* [Request]: Search the records for the word "October" and report each line that has it.

[Extracts from a graphics dataset]
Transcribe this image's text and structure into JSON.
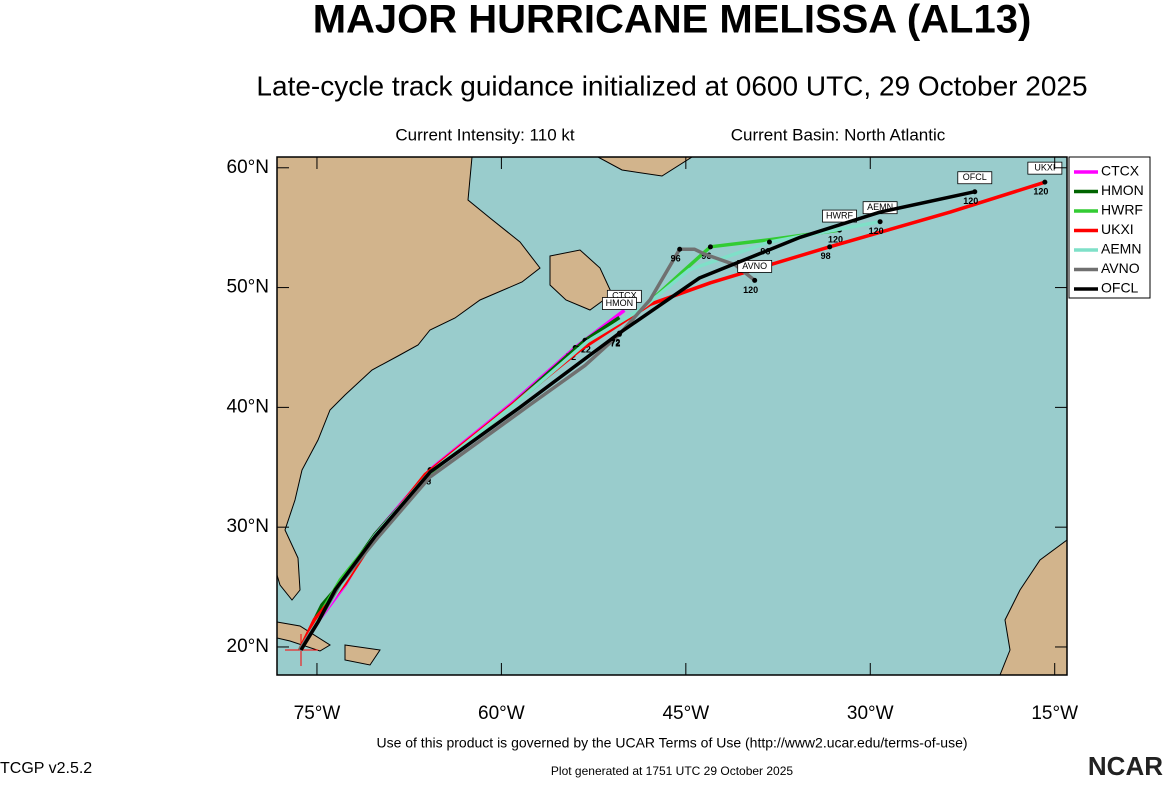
{
  "header": {
    "title": "MAJOR HURRICANE MELISSA (AL13)",
    "subtitle": "Late-cycle track guidance initialized at 0600 UTC, 29 October 2025",
    "intensity": "Current Intensity: 110 kt",
    "basin": "Current Basin: North Atlantic"
  },
  "map": {
    "xlim": [
      -78.25,
      -14.0
    ],
    "ylim": [
      17.66,
      60.9
    ],
    "xticks": [
      {
        "value": -75,
        "label": "75°W"
      },
      {
        "value": -60,
        "label": "60°W"
      },
      {
        "value": -45,
        "label": "45°W"
      },
      {
        "value": -30,
        "label": "30°W"
      },
      {
        "value": -15,
        "label": "15°W"
      }
    ],
    "yticks": [
      {
        "value": 20,
        "label": "20°N"
      },
      {
        "value": 30,
        "label": "30°N"
      },
      {
        "value": 40,
        "label": "40°N"
      },
      {
        "value": 50,
        "label": "50°N"
      },
      {
        "value": 60,
        "label": "60°N"
      }
    ],
    "series": [
      {
        "name": "CTCX",
        "color": "#ff00ff",
        "lon": [
          -76.4,
          -74.8,
          -72.7,
          -70.3,
          -65.8,
          -59.3,
          -54.0,
          -50.0
        ],
        "lat": [
          19.75,
          22.3,
          25.2,
          29.4,
          34.8,
          40.2,
          45.0,
          48.1
        ],
        "hours": [
          null,
          null,
          null,
          null,
          48,
          null,
          72,
          null
        ]
      },
      {
        "name": "HMON",
        "color": "#006400",
        "lon": [
          -76.4,
          -74.6,
          -73.1,
          -70.3,
          -65.8,
          -58.9,
          -53.2,
          -50.4
        ],
        "lat": [
          19.75,
          23.5,
          25.3,
          29.4,
          34.6,
          40.4,
          45.6,
          47.5
        ],
        "hours": [
          null,
          null,
          null,
          null,
          48,
          null,
          72,
          null
        ]
      },
      {
        "name": "HWRF",
        "color": "#33cc33",
        "lon": [
          -76.4,
          -75.0,
          -73.1,
          -70.3,
          -65.8,
          -58.9,
          -52.8,
          -48.7,
          -45.5,
          -43.0,
          -38.2,
          -32.5
        ],
        "lat": [
          19.75,
          22.3,
          25.6,
          29.2,
          34.5,
          40.3,
          45.6,
          48.1,
          51.1,
          53.4,
          54.0,
          54.8
        ],
        "hours": [
          null,
          null,
          null,
          null,
          null,
          null,
          72,
          null,
          null,
          96,
          null,
          120
        ]
      },
      {
        "name": "UKXI",
        "color": "#ff0000",
        "lon": [
          -76.4,
          -75.2,
          -72.7,
          -70.3,
          -66.2,
          -60.1,
          -53.6,
          -47.9,
          -43.0,
          -33.3,
          -23.5,
          -15.8
        ],
        "lat": [
          19.75,
          22.3,
          25.3,
          29.1,
          34.4,
          39.4,
          44.8,
          48.6,
          50.4,
          53.4,
          56.3,
          58.8
        ],
        "hours": [
          null,
          null,
          null,
          null,
          null,
          null,
          null,
          null,
          null,
          98,
          null,
          120
        ]
      },
      {
        "name": "AEMN",
        "color": "#7fe0c8",
        "lon": [
          -76.4,
          -74.9,
          -72.9,
          -70.3,
          -65.9,
          -59.0,
          -53.0,
          -48.5,
          -44.7,
          -38.2,
          -29.2
        ],
        "lat": [
          19.75,
          22.2,
          25.3,
          29.3,
          34.5,
          40.2,
          45.5,
          48.3,
          51.5,
          53.8,
          55.5
        ],
        "hours": [
          null,
          null,
          null,
          null,
          null,
          null,
          null,
          null,
          null,
          96,
          120
        ]
      },
      {
        "name": "AVNO",
        "color": "#707070",
        "lon": [
          -76.4,
          -74.9,
          -73.1,
          -70.0,
          -65.8,
          -57.7,
          -53.2,
          -50.4,
          -47.9,
          -45.5,
          -44.3,
          -43.5,
          -41.0,
          -39.4
        ],
        "lat": [
          19.75,
          22.1,
          25.3,
          29.2,
          34.2,
          40.2,
          43.5,
          46.1,
          49.0,
          53.2,
          53.2,
          52.8,
          51.9,
          50.6
        ],
        "hours": [
          null,
          null,
          null,
          null,
          null,
          null,
          null,
          72,
          null,
          96,
          null,
          null,
          null,
          120
        ]
      },
      {
        "name": "OFCL",
        "color": "#000000",
        "lon": [
          -76.3,
          -74.9,
          -73.5,
          -70.3,
          -65.8,
          -58.5,
          -50.4,
          -43.9,
          -35.7,
          -29.2,
          -21.5
        ],
        "lat": [
          19.75,
          22.1,
          24.8,
          29.2,
          34.6,
          40.0,
          46.2,
          50.8,
          54.2,
          56.3,
          58.0
        ],
        "hours": [
          null,
          null,
          null,
          null,
          null,
          null,
          72,
          null,
          null,
          null,
          120
        ]
      }
    ]
  },
  "footer": {
    "terms": "Use of this product is governed by the UCAR Terms of Use (http://www2.ucar.edu/terms-of-use)",
    "version": "TCGP v2.5.2",
    "generated": "Plot generated at 1751 UTC  29 October 2025",
    "logo": "NCAR"
  }
}
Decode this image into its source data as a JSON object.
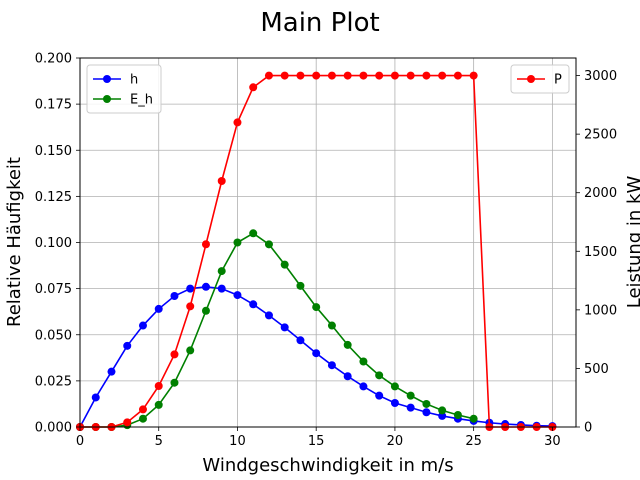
{
  "chart_data": {
    "type": "line",
    "title": "Main Plot",
    "xlabel": "Windgeschwindigkeit in m/s",
    "ylabel_left": "Relative Häufigkeit",
    "ylabel_right": "Leistung in kW",
    "xlim": [
      0,
      31.5
    ],
    "ylim_left": [
      0,
      0.2
    ],
    "ylim_right": [
      0,
      3150
    ],
    "x_ticks": [
      "0",
      "5",
      "10",
      "15",
      "20",
      "25",
      "30"
    ],
    "y_left_ticks": [
      "0.000",
      "0.025",
      "0.050",
      "0.075",
      "0.100",
      "0.125",
      "0.150",
      "0.175",
      "0.200"
    ],
    "y_right_ticks": [
      "0",
      "500",
      "1000",
      "1500",
      "2000",
      "2500",
      "3000"
    ],
    "grid": true,
    "legend_left": "top-left",
    "legend_right": "top-right",
    "series": [
      {
        "name": "h",
        "axis": "left",
        "color": "#0000ff",
        "x": [
          0,
          1,
          2,
          3,
          4,
          5,
          6,
          7,
          8,
          9,
          10,
          11,
          12,
          13,
          14,
          15,
          16,
          17,
          18,
          19,
          20,
          21,
          22,
          23,
          24,
          25,
          26,
          27,
          28,
          29,
          30
        ],
        "values": [
          0.0,
          0.016,
          0.03,
          0.044,
          0.055,
          0.064,
          0.071,
          0.075,
          0.076,
          0.075,
          0.0715,
          0.0665,
          0.0605,
          0.054,
          0.047,
          0.04,
          0.0335,
          0.0275,
          0.022,
          0.017,
          0.013,
          0.0105,
          0.008,
          0.006,
          0.0045,
          0.0033,
          0.0023,
          0.0016,
          0.0011,
          0.0007,
          0.0005
        ]
      },
      {
        "name": "E_h",
        "axis": "left",
        "color": "#008000",
        "x": [
          0,
          1,
          2,
          3,
          4,
          5,
          6,
          7,
          8,
          9,
          10,
          11,
          12,
          13,
          14,
          15,
          16,
          17,
          18,
          19,
          20,
          21,
          22,
          23,
          24,
          25
        ],
        "values": [
          0.0,
          0.0,
          0.0,
          0.001,
          0.0045,
          0.012,
          0.024,
          0.0415,
          0.063,
          0.0845,
          0.1,
          0.105,
          0.099,
          0.088,
          0.0765,
          0.065,
          0.055,
          0.0445,
          0.0355,
          0.028,
          0.022,
          0.017,
          0.0125,
          0.009,
          0.0065,
          0.0045
        ]
      },
      {
        "name": "P",
        "axis": "right",
        "color": "#ff0000",
        "x": [
          0,
          1,
          2,
          3,
          4,
          5,
          6,
          7,
          8,
          9,
          10,
          11,
          12,
          13,
          14,
          15,
          16,
          17,
          18,
          19,
          20,
          21,
          22,
          23,
          24,
          25,
          26,
          27,
          28,
          29,
          30
        ],
        "values": [
          0,
          0,
          0,
          40,
          150,
          350,
          620,
          1030,
          1560,
          2100,
          2600,
          2900,
          3000,
          3000,
          3000,
          3000,
          3000,
          3000,
          3000,
          3000,
          3000,
          3000,
          3000,
          3000,
          3000,
          3000,
          0,
          0,
          0,
          0,
          0
        ]
      }
    ]
  }
}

* [Answer to this exercise]:
    "subtitle": "Late-cycle track guidance initialized at 0600 UTC, 29 October 2025",
    "generated": "Plot generated at 1751 UTC  29 October 2025",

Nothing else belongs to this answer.